>> begin Input

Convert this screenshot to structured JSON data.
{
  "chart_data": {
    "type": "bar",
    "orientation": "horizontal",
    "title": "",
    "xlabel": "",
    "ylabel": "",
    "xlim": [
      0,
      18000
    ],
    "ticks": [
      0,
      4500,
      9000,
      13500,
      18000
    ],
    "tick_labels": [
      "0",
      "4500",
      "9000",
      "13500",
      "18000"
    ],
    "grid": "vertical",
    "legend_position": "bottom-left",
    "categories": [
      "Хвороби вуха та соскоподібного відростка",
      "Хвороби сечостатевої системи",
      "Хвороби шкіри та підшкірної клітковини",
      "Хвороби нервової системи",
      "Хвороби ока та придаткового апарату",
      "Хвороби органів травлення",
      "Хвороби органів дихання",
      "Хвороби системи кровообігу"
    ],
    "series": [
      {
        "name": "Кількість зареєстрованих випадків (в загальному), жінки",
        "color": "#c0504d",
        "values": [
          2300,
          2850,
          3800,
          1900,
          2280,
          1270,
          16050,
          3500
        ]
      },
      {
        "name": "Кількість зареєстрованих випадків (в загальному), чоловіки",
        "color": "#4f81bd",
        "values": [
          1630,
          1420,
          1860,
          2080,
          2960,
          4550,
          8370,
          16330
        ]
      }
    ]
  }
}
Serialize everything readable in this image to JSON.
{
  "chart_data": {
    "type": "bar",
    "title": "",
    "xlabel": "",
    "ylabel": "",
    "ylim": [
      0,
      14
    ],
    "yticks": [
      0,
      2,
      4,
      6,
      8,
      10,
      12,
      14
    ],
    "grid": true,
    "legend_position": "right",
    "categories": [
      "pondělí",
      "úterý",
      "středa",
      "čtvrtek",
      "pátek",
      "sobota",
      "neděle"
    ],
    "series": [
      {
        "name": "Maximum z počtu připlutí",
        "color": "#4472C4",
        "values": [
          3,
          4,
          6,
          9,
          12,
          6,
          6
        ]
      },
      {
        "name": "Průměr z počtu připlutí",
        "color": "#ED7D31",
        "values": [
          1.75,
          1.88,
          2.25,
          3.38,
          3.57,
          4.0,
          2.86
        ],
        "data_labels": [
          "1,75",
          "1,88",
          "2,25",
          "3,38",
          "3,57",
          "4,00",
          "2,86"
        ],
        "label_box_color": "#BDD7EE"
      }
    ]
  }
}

>> end Input

§ **Directions**: Reproduce the data shown above exactly.

§ **Task solution**:
Convert this screenshot to structured JSON data.
{
  "chart_data": {
    "type": "bar",
    "orientation": "horizontal",
    "title": "",
    "xlabel": "",
    "ylabel": "",
    "xlim": [
      0,
      18000
    ],
    "ticks": [
      0,
      4500,
      9000,
      13500,
      18000
    ],
    "tick_labels": [
      "0",
      "4500",
      "9000",
      "13500",
      "18000"
    ],
    "grid": "vertical",
    "legend_position": "bottom-left",
    "categories": [
      "Хвороби вуха та соскоподібного відростка",
      "Хвороби сечостатевої системи",
      "Хвороби шкіри та підшкірної клітковини",
      "Хвороби нервової системи",
      "Хвороби ока та придаткового апарату",
      "Хвороби органів травлення",
      "Хвороби органів дихання",
      "Хвороби системи кровообігу"
    ],
    "series": [
      {
        "name": "Кількість зареєстрованих випадків (в загальному), жінки",
        "color": "#c0504d",
        "values": [
          2300,
          2850,
          3800,
          1900,
          2280,
          1270,
          16050,
          3500
        ]
      },
      {
        "name": "Кількість зареєстрованих випадків (в загальному), чоловіки",
        "color": "#4f81bd",
        "values": [
          1630,
          1420,
          1860,
          2080,
          2960,
          4550,
          8370,
          16330
        ]
      }
    ]
  }
}
Serialize everything readable in this image to JSON.
{
  "chart_data": {
    "type": "bar",
    "title": "",
    "xlabel": "",
    "ylabel": "",
    "ylim": [
      0,
      14
    ],
    "yticks": [
      0,
      2,
      4,
      6,
      8,
      10,
      12,
      14
    ],
    "grid": true,
    "legend_position": "right",
    "categories": [
      "pondělí",
      "úterý",
      "středa",
      "čtvrtek",
      "pátek",
      "sobota",
      "neděle"
    ],
    "series": [
      {
        "name": "Maximum z počtu připlutí",
        "color": "#4472C4",
        "values": [
          3,
          4,
          6,
          9,
          12,
          6,
          6
        ]
      },
      {
        "name": "Průměr z počtu připlutí",
        "color": "#ED7D31",
        "values": [
          1.75,
          1.88,
          2.25,
          3.38,
          3.57,
          4.0,
          2.86
        ],
        "data_labels": [
          "1,75",
          "1,88",
          "2,25",
          "3,38",
          "3,57",
          "4,00",
          "2,86"
        ],
        "label_box_color": "#BDD7EE"
      }
    ]
  }
}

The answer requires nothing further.